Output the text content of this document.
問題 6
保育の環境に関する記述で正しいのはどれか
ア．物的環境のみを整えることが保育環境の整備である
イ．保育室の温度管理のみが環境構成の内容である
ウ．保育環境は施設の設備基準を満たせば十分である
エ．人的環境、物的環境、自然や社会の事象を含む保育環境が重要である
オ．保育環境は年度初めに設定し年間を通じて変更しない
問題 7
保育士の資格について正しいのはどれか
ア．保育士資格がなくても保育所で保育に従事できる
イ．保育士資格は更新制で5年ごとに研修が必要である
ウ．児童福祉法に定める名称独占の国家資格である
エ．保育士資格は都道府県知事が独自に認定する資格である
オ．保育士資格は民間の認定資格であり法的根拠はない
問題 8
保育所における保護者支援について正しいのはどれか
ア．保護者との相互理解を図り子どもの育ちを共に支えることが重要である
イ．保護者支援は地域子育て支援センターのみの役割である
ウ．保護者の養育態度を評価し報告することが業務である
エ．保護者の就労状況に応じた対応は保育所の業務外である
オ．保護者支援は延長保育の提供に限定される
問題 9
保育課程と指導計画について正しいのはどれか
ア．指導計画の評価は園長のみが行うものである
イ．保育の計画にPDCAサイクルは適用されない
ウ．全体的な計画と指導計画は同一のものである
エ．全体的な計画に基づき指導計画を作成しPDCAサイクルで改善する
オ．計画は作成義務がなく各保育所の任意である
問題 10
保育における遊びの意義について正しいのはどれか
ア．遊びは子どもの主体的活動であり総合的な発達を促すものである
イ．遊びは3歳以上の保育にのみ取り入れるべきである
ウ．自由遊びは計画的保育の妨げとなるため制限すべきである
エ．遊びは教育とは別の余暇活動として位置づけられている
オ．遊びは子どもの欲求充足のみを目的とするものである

TASK STATEMENT
Take the entries above and transcribe them exactly.

TASK RESPONSE
Output the text content of this document.
問題 6
保育の環境に関する記述で正しいのはどれか
ア．物的環境のみを整えることが保育環境の整備である
イ．保育室の温度管理のみが環境構成の内容である
ウ．保育環境は施設の設備基準を満たせば十分である
エ．人的環境、物的環境、自然や社会の事象を含む保育環境が重要である
オ．保育環境は年度初めに設定し年間を通じて変更しない
問題 7
保育士の資格について正しいのはどれか
ア．保育士資格がなくても保育所で保育に従事できる
イ．保育士資格は更新制で5年ごとに研修が必要である
ウ．児童福祉法に定める名称独占の国家資格である
エ．保育士資格は都道府県知事が独自に認定する資格である
オ．保育士資格は民間の認定資格であり法的根拠はない
問題 8
保育所における保護者支援について正しいのはどれか
ア．保護者との相互理解を図り子どもの育ちを共に支えることが重要である
イ．保護者支援は地域子育て支援センターのみの役割である
ウ．保護者の養育態度を評価し報告することが業務である
エ．保護者の就労状況に応じた対応は保育所の業務外である
オ．保護者支援は延長保育の提供に限定される
問題 9
保育課程と指導計画について正しいのはどれか
ア．指導計画の評価は園長のみが行うものである
イ．保育の計画にPDCAサイクルは適用されない
ウ．全体的な計画と指導計画は同一のものである
エ．全体的な計画に基づき指導計画を作成しPDCAサイクルで改善する
オ．計画は作成義務がなく各保育所の任意である
問題 10
保育における遊びの意義について正しいのはどれか
ア．遊びは子どもの主体的活動であり総合的な発達を促すものである
イ．遊びは3歳以上の保育にのみ取り入れるべきである
ウ．自由遊びは計画的保育の妨げとなるため制限すべきである
エ．遊びは教育とは別の余暇活動として位置づけられている
オ．遊びは子どもの欲求充足のみを目的とするものである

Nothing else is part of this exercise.